Data in this exercise =>
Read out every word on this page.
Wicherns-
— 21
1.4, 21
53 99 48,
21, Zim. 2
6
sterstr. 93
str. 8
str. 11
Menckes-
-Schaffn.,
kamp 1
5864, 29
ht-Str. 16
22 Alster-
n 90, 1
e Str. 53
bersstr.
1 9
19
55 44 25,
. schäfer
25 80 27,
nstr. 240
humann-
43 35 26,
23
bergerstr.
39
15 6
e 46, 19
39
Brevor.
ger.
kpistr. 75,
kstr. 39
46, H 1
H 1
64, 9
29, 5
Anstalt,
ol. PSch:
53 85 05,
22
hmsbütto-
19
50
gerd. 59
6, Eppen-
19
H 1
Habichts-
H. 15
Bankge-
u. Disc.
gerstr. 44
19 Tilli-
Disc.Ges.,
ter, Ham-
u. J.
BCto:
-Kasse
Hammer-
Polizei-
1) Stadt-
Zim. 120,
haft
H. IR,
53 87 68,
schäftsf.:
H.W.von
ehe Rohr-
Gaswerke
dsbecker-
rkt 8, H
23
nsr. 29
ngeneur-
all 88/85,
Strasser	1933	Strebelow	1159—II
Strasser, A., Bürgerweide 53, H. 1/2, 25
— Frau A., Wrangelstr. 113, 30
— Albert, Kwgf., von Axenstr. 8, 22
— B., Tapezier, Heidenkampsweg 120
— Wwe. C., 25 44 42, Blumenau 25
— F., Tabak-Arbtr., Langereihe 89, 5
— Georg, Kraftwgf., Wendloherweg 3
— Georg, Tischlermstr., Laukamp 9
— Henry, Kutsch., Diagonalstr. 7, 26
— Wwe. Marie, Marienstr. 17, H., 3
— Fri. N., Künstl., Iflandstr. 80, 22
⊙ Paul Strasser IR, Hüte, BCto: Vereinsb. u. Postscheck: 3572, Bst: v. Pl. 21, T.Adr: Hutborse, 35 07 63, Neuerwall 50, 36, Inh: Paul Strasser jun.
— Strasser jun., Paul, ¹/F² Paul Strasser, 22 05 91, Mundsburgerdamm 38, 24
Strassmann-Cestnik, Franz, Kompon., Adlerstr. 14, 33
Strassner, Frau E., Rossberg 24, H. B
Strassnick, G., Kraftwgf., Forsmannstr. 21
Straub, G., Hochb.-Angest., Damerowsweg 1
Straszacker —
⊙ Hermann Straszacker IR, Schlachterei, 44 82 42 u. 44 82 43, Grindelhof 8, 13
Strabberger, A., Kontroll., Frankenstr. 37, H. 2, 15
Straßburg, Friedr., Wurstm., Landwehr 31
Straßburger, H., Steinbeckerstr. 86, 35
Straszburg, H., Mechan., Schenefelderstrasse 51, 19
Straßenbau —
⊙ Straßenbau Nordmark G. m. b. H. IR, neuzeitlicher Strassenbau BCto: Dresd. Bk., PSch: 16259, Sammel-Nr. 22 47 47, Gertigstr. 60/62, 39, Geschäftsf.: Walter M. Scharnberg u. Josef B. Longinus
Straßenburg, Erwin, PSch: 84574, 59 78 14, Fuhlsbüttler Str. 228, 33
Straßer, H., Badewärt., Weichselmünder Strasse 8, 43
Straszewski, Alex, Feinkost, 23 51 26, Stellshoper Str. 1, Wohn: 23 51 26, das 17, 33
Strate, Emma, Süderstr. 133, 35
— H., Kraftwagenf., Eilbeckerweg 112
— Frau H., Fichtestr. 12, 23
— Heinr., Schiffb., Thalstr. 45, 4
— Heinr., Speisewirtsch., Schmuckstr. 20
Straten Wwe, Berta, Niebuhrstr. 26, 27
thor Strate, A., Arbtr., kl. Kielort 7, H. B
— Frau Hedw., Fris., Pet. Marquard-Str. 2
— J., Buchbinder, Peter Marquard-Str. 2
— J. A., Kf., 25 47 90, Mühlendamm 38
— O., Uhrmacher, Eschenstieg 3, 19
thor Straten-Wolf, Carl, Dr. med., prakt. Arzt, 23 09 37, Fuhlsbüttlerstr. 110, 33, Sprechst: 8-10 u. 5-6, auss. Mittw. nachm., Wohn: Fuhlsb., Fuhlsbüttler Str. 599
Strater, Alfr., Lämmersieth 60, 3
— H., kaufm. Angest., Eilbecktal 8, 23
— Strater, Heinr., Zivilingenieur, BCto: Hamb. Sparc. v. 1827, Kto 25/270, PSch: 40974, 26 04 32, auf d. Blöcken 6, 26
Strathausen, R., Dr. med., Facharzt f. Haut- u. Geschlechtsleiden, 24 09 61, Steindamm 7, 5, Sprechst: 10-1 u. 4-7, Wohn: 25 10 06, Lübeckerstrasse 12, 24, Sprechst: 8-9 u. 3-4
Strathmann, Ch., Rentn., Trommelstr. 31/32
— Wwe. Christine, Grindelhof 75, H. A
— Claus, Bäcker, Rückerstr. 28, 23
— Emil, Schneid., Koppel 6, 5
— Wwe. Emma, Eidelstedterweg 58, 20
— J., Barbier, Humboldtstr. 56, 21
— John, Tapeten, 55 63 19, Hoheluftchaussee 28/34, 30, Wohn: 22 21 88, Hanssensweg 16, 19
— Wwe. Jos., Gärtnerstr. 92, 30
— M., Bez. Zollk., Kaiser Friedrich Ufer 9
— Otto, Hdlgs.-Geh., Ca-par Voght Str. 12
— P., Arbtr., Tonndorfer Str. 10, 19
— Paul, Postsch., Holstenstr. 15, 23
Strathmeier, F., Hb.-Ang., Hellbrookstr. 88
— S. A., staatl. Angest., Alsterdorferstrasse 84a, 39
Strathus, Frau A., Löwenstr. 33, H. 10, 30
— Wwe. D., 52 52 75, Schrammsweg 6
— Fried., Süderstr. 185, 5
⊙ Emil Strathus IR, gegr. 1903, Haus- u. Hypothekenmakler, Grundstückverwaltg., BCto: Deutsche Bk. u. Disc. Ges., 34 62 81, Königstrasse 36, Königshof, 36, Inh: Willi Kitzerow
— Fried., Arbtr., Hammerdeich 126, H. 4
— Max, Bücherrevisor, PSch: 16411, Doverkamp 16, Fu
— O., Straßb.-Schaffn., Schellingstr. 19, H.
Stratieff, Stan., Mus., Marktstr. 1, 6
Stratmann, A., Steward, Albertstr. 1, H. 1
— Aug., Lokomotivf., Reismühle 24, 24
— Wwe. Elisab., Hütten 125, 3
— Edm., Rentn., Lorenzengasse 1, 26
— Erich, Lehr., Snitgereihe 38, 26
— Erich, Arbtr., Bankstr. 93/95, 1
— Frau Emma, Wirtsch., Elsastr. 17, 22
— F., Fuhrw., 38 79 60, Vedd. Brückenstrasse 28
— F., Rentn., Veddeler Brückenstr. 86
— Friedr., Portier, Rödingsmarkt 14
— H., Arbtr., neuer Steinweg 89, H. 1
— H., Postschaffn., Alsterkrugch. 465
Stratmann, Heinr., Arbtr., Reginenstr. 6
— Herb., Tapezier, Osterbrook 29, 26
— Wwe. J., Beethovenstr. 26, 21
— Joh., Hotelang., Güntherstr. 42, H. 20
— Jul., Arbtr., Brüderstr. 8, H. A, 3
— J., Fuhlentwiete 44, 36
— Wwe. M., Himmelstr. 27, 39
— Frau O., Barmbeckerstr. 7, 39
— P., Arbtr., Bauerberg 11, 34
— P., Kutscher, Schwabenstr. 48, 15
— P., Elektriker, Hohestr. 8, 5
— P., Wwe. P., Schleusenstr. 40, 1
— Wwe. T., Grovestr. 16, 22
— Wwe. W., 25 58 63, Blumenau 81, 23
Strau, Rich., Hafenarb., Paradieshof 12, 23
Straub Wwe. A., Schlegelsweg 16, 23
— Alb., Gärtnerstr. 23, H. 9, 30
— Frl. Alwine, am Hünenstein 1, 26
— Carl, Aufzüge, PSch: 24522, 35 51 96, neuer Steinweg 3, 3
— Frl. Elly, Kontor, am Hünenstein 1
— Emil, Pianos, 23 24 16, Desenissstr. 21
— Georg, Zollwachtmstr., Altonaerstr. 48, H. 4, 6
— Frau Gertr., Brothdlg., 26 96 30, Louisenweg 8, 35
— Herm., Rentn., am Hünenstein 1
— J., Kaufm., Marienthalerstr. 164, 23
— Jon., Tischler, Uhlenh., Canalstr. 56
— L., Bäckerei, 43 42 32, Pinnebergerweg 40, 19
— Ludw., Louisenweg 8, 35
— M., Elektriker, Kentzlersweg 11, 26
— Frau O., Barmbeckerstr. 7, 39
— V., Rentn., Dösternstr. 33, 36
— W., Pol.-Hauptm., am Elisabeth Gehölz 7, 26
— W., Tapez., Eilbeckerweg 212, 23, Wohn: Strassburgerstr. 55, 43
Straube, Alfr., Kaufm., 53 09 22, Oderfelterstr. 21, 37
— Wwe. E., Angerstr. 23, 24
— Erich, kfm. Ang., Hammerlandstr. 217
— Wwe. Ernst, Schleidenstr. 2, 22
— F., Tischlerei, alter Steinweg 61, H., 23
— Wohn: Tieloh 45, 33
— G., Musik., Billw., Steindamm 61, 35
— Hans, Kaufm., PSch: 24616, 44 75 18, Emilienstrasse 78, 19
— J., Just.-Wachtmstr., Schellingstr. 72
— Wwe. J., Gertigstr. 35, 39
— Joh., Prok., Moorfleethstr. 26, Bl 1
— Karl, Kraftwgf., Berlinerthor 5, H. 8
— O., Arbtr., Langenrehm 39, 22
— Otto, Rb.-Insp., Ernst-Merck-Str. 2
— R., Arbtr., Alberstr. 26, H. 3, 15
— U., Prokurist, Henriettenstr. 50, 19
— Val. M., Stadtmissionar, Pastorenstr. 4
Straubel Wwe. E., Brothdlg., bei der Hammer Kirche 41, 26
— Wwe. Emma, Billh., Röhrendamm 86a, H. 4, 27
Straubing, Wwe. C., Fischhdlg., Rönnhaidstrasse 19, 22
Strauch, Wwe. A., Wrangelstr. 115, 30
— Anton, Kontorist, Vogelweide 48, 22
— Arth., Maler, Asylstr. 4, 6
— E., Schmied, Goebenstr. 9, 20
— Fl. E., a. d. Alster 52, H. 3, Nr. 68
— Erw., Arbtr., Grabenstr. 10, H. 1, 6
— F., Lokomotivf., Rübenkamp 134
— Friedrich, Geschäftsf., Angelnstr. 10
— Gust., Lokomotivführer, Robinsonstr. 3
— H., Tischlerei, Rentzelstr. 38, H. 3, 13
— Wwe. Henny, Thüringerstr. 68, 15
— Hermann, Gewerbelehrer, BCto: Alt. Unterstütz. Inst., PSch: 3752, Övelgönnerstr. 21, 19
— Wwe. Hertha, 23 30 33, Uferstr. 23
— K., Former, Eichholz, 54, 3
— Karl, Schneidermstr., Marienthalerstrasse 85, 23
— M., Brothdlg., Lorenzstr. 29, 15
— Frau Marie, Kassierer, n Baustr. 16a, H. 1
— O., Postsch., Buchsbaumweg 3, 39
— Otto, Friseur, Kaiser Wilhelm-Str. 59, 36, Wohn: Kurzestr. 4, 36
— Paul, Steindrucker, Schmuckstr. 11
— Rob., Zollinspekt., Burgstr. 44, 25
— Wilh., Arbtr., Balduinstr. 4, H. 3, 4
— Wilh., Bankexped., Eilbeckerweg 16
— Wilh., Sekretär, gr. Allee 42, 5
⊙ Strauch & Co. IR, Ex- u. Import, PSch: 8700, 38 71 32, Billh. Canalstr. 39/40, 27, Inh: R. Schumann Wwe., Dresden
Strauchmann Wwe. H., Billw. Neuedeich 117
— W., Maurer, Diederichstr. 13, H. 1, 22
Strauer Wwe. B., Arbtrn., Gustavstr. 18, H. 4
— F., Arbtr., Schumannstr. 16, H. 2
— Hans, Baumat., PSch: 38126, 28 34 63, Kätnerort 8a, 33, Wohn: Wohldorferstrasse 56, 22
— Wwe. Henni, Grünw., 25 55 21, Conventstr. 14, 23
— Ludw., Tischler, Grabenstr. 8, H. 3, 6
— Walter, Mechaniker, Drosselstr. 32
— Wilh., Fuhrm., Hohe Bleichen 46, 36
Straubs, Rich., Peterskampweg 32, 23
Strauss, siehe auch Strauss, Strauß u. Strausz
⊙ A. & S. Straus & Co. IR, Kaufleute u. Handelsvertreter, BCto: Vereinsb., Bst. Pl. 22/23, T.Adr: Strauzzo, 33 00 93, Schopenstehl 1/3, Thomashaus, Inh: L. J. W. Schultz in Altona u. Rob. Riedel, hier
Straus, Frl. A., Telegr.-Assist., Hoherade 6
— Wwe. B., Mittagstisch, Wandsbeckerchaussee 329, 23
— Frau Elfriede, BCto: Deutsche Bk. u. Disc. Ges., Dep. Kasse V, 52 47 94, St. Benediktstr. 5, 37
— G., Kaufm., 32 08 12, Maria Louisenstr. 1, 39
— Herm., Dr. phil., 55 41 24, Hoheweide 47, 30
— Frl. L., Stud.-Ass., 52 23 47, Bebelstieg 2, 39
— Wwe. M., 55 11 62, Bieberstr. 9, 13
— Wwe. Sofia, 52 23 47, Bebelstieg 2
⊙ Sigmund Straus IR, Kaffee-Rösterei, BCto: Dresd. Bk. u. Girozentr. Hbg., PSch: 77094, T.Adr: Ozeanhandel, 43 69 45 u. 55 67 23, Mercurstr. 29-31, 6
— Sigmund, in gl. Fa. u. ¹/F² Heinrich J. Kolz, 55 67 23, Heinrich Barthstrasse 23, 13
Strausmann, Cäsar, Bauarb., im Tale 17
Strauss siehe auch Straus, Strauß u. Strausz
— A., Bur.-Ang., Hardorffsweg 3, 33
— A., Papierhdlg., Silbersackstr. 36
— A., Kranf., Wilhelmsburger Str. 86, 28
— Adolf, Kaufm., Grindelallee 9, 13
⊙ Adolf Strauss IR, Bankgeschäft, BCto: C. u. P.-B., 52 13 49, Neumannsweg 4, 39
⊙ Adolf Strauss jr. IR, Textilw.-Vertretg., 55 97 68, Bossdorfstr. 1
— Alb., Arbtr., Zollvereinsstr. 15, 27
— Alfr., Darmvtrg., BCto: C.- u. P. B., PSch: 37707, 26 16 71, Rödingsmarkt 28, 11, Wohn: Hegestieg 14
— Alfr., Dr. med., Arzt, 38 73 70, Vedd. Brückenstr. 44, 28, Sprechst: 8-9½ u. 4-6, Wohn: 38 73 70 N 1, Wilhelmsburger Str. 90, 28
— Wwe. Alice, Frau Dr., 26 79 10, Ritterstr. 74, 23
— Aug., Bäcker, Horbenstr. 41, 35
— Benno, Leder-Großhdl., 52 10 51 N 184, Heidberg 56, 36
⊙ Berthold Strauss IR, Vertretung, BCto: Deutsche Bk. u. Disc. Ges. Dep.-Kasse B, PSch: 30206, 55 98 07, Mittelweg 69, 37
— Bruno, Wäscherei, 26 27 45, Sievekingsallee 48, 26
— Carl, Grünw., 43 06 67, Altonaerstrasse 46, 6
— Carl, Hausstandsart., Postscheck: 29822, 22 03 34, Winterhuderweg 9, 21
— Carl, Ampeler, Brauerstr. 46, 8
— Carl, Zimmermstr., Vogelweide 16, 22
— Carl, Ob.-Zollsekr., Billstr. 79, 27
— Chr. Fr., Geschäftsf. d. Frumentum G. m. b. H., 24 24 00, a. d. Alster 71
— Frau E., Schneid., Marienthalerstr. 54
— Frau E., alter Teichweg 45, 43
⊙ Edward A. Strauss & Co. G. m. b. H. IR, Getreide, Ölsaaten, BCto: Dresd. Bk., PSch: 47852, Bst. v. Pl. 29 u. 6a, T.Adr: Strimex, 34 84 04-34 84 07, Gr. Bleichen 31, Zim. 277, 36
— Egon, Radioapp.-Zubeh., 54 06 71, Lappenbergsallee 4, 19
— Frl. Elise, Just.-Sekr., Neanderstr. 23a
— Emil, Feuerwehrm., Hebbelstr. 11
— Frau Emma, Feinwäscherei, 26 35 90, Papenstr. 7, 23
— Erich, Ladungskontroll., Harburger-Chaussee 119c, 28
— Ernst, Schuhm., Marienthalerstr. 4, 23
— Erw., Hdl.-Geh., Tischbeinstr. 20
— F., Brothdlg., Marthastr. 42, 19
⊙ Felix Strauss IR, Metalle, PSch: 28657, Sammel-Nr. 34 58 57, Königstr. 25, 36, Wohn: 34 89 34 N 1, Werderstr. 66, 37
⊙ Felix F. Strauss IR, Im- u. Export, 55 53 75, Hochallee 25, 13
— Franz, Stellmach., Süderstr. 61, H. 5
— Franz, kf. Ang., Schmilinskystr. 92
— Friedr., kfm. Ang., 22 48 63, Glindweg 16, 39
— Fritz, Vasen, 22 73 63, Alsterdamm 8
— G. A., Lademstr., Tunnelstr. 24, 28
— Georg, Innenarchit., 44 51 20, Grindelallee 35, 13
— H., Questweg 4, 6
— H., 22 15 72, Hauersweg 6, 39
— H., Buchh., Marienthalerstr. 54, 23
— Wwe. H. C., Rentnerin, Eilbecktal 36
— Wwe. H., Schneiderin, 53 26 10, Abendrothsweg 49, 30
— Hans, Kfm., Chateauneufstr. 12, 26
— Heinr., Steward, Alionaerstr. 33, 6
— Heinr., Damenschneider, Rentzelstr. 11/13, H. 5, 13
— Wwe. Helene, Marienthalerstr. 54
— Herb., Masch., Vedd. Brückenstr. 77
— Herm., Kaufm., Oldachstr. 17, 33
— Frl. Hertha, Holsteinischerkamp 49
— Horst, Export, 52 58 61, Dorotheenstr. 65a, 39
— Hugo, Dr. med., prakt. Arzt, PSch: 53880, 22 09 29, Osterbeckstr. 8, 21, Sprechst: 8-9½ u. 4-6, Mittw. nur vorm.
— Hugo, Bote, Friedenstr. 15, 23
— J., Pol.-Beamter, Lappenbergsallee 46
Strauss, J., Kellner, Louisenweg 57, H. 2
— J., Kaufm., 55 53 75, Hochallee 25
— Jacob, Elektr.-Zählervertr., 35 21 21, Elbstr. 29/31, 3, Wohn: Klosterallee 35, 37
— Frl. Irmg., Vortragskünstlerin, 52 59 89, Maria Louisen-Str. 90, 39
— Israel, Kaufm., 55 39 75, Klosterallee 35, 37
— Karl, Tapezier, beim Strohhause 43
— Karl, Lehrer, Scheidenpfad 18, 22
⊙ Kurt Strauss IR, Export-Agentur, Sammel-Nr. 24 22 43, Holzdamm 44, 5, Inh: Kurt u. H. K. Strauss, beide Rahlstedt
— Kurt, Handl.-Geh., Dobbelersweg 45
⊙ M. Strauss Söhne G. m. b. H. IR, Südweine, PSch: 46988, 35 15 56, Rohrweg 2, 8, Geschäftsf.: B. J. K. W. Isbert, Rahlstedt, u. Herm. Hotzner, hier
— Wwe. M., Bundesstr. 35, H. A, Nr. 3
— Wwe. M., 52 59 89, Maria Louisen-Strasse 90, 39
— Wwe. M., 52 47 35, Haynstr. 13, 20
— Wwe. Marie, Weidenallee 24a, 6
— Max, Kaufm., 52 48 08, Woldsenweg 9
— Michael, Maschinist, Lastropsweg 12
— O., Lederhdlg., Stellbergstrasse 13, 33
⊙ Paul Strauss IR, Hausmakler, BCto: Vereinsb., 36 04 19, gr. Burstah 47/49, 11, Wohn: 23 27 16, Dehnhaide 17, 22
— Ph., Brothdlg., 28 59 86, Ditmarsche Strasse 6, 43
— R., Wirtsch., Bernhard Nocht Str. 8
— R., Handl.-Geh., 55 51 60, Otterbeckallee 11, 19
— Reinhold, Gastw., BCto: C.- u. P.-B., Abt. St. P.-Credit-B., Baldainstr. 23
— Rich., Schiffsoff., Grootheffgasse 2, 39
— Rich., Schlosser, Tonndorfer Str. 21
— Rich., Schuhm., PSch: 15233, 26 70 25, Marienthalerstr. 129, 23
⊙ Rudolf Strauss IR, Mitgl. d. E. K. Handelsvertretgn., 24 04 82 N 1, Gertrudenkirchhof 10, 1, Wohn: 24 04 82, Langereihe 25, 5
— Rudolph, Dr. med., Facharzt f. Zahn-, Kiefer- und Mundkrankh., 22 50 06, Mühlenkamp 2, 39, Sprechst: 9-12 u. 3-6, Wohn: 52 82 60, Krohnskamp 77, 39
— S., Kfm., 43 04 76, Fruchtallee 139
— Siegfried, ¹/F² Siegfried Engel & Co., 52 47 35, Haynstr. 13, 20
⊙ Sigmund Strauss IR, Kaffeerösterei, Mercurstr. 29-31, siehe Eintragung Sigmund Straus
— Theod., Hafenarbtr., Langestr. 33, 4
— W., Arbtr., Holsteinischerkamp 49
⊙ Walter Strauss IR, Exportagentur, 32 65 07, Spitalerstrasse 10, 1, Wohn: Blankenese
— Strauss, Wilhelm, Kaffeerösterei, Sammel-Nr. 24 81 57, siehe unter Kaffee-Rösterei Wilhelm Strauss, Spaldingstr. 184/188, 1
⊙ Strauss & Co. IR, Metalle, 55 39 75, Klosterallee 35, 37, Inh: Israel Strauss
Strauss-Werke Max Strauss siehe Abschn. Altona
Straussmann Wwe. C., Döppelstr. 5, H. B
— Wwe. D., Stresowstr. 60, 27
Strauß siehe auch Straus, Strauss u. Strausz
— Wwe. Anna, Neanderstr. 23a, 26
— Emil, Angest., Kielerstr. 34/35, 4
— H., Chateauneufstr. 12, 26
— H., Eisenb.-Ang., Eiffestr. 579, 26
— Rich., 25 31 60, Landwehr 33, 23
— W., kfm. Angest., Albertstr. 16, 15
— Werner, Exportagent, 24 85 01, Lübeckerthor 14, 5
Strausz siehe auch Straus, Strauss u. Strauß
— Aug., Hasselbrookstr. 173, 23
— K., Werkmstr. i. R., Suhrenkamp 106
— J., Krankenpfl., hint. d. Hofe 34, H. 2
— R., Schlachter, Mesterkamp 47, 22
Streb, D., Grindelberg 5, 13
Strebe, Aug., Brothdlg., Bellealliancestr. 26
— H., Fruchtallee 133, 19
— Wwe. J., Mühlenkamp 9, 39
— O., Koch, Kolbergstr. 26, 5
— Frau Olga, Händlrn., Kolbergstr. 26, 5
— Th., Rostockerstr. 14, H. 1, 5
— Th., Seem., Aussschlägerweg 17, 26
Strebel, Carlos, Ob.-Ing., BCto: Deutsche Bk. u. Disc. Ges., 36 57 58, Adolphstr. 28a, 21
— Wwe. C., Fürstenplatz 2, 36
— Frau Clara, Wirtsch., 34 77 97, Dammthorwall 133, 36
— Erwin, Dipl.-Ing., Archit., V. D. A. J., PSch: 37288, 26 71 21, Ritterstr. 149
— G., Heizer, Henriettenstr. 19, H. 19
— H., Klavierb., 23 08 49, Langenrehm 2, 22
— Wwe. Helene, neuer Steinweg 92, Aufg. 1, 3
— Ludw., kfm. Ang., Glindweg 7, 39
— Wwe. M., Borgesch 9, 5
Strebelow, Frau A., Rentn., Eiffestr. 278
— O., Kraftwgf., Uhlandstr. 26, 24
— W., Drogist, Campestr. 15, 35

Exercise prompt => Check each line of the data above for the string "Billw" and report only how many lines have it.

Answer for this exercise => 2